→ AIM: Locate each line in the records containing "Большой". Copy it.

(Items from a data source)

■ ■ ■ ■ ■ ■ ■

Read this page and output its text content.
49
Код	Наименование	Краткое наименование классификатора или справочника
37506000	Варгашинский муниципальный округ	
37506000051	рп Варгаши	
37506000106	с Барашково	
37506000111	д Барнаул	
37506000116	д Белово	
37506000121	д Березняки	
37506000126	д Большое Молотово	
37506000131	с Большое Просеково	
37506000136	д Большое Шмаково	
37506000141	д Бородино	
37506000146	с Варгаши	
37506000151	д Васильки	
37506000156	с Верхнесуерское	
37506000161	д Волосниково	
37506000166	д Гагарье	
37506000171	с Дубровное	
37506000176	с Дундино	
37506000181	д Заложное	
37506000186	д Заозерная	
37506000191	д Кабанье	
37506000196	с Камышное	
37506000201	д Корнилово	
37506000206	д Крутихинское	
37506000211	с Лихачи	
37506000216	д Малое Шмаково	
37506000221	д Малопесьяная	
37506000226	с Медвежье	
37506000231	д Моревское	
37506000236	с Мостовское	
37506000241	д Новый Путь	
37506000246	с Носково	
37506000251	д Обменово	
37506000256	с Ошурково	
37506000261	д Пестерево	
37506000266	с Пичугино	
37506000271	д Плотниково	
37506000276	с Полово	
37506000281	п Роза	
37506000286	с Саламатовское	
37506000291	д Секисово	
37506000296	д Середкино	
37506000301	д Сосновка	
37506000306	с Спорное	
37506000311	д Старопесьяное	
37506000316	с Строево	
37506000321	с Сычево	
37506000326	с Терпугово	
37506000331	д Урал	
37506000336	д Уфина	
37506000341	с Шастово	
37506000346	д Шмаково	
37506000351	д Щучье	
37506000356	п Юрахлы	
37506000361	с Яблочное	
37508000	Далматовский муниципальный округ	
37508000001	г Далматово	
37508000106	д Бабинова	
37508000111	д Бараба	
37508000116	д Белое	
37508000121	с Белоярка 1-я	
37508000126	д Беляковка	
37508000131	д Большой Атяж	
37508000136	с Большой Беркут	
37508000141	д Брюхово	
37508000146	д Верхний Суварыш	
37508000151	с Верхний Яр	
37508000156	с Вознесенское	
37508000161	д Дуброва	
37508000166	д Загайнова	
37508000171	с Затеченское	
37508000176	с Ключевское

■ ■ ■ ■ ■ ■ ■

→ RESULT:
37508000131	д Большой Атяж	
37508000136	с Большой Беркут	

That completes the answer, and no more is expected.